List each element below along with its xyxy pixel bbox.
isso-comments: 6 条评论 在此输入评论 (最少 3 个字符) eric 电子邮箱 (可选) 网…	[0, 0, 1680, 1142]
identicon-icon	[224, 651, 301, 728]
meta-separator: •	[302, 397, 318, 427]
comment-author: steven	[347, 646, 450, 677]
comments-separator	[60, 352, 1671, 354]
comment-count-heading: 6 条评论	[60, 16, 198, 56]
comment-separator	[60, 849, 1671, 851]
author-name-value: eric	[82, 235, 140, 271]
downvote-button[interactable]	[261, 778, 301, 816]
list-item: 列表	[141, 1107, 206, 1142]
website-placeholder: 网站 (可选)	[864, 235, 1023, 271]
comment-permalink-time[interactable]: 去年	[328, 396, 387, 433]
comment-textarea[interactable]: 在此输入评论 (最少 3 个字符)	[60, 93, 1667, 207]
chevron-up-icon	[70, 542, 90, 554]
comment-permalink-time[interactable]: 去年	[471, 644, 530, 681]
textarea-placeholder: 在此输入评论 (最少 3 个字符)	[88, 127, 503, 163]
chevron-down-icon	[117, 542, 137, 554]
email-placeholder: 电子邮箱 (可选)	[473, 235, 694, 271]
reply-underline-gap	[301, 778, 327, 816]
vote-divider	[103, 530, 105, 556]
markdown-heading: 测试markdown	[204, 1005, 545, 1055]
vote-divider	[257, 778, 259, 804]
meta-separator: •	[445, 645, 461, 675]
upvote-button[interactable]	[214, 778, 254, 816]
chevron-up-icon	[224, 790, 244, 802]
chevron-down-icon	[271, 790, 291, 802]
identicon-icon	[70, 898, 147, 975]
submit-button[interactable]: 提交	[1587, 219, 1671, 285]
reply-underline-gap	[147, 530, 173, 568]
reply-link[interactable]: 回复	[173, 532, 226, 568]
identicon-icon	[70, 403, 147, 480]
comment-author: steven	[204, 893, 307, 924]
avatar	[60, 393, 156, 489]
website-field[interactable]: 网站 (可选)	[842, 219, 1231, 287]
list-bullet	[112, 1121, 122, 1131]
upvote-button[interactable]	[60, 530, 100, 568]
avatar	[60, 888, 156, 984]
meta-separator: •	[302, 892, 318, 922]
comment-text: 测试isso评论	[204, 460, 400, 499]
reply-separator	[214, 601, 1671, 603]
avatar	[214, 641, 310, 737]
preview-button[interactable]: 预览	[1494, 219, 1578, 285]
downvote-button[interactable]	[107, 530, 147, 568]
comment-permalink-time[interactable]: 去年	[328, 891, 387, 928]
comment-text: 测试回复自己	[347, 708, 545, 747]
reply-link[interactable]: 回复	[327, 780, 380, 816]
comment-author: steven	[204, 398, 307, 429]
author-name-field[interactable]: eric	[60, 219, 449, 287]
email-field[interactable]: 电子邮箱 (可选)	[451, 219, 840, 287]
· · · ·
Rewrite the data from its first line through the line containing "778, 259, 804]", inclusive, swapping every "comment-permalink-time" for "comment-timestamp" and leaving everything else unchanged.

List each element below along with its xyxy pixel bbox.
isso-comments: 6 条评论 在此输入评论 (最少 3 个字符) eric 电子邮箱 (可选) 网…	[0, 0, 1680, 1142]
identicon-icon	[224, 651, 301, 728]
meta-separator: •	[302, 397, 318, 427]
comment-author: steven	[347, 646, 450, 677]
comments-separator	[60, 352, 1671, 354]
comment-count-heading: 6 条评论	[60, 16, 198, 56]
comment-separator	[60, 849, 1671, 851]
author-name-value: eric	[82, 235, 140, 271]
downvote-button[interactable]	[261, 778, 301, 816]
list-item: 列表	[141, 1107, 206, 1142]
website-placeholder: 网站 (可选)	[864, 235, 1023, 271]
comment-timestamp[interactable]: 去年	[328, 396, 387, 433]
comment-textarea[interactable]: 在此输入评论 (最少 3 个字符)	[60, 93, 1667, 207]
chevron-up-icon	[70, 542, 90, 554]
comment-timestamp[interactable]: 去年	[471, 644, 530, 681]
textarea-placeholder: 在此输入评论 (最少 3 个字符)	[88, 127, 503, 163]
chevron-down-icon	[117, 542, 137, 554]
email-placeholder: 电子邮箱 (可选)	[473, 235, 694, 271]
reply-underline-gap	[301, 778, 327, 816]
vote-divider	[103, 530, 105, 556]
markdown-heading: 测试markdown	[204, 1005, 545, 1055]
vote-divider	[257, 778, 259, 804]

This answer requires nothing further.